**Aim:** Copy the records below exactly as they are written.

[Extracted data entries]
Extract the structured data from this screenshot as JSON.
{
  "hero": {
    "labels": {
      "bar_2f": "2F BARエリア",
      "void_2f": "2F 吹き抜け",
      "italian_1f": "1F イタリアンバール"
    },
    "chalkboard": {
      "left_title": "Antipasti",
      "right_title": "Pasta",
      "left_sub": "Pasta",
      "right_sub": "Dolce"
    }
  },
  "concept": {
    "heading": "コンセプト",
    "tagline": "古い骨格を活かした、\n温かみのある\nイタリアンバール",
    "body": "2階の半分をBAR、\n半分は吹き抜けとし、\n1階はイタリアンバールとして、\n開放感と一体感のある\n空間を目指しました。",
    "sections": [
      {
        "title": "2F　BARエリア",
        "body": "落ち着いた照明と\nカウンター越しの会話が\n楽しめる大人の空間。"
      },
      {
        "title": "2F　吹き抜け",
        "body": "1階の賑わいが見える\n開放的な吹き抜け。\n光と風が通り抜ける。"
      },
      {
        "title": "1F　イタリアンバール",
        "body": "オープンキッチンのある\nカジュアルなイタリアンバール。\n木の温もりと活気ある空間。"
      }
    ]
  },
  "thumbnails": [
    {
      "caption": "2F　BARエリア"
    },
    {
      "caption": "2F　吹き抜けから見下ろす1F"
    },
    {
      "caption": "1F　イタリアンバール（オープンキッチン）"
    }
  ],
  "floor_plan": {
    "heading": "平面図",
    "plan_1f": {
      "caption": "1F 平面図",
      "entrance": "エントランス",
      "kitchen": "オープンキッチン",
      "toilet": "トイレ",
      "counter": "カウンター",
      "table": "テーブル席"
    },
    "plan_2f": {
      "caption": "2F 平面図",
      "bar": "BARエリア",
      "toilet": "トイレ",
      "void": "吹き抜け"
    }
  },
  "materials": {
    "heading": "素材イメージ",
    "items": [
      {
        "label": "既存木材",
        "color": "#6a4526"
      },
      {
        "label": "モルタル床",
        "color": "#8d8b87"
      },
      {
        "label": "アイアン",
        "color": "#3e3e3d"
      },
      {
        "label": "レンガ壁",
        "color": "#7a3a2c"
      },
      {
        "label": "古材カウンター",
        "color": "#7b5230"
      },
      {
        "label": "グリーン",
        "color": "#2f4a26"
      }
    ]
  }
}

**Result for this task:**
Extract the structured data from this screenshot as JSON.
{
  "hero": {
    "labels": {
      "bar_2f": "2F BARエリア",
      "void_2f": "2F 吹き抜け",
      "italian_1f": "1F イタリアンバール"
    },
    "chalkboard": {
      "left_title": "Antipasti",
      "right_title": "Pasta",
      "left_sub": "Pasta",
      "right_sub": "Dolce"
    }
  },
  "concept": {
    "heading": "コンセプト",
    "tagline": "古い骨格を活かした、\n温かみのある\nイタリアンバール",
    "body": "2階の半分をBAR、\n半分は吹き抜けとし、\n1階はイタリアンバールとして、\n開放感と一体感のある\n空間を目指しました。",
    "sections": [
      {
        "title": "2F　BARエリア",
        "body": "落ち着いた照明と\nカウンター越しの会話が\n楽しめる大人の空間。"
      },
      {
        "title": "2F　吹き抜け",
        "body": "1階の賑わいが見える\n開放的な吹き抜け。\n光と風が通り抜ける。"
      },
      {
        "title": "1F　イタリアンバール",
        "body": "オープンキッチンのある\nカジュアルなイタリアンバール。\n木の温もりと活気ある空間。"
      }
    ]
  },
  "thumbnails": [
    {
      "caption": "2F　BARエリア"
    },
    {
      "caption": "2F　吹き抜けから見下ろす1F"
    },
    {
      "caption": "1F　イタリアンバール（オープンキッチン）"
    }
  ],
  "floor_plan": {
    "heading": "平面図",
    "plan_1f": {
      "caption": "1F 平面図",
      "entrance": "エントランス",
      "kitchen": "オープンキッチン",
      "toilet": "トイレ",
      "counter": "カウンター",
      "table": "テーブル席"
    },
    "plan_2f": {
      "caption": "2F 平面図",
      "bar": "BARエリア",
      "toilet": "トイレ",
      "void": "吹き抜け"
    }
  },
  "materials": {
    "heading": "素材イメージ",
    "items": [
      {
        "label": "既存木材",
        "color": "#6a4526"
      },
      {
        "label": "モルタル床",
        "color": "#8d8b87"
      },
      {
        "label": "アイアン",
        "color": "#3e3e3d"
      },
      {
        "label": "レンガ壁",
        "color": "#7a3a2c"
      },
      {
        "label": "古材カウンター",
        "color": "#7b5230"
      },
      {
        "label": "グリーン",
        "color": "#2f4a26"
      }
    ]
  }
}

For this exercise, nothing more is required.